__Input rows__
+ + + + + + +

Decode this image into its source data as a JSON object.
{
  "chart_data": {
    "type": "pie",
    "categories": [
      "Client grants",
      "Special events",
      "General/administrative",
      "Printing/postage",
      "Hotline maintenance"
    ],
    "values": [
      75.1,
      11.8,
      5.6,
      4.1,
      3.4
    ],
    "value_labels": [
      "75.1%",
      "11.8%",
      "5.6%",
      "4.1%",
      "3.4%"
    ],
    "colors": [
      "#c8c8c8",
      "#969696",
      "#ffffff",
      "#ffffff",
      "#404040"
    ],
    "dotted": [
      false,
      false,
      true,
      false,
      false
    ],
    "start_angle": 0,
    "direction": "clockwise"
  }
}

+ + + + + + +

__Aim of the exercise__
Each entry above is to be set down again in exactly the same words.

__Result of the task__
Decode this image into its source data as a JSON object.
{
  "chart_data": {
    "type": "pie",
    "categories": [
      "Client grants",
      "Special events",
      "General/administrative",
      "Printing/postage",
      "Hotline maintenance"
    ],
    "values": [
      75.1,
      11.8,
      5.6,
      4.1,
      3.4
    ],
    "value_labels": [
      "75.1%",
      "11.8%",
      "5.6%",
      "4.1%",
      "3.4%"
    ],
    "colors": [
      "#c8c8c8",
      "#969696",
      "#ffffff",
      "#ffffff",
      "#404040"
    ],
    "dotted": [
      false,
      false,
      true,
      false,
      false
    ],
    "start_angle": 0,
    "direction": "clockwise"
  }
}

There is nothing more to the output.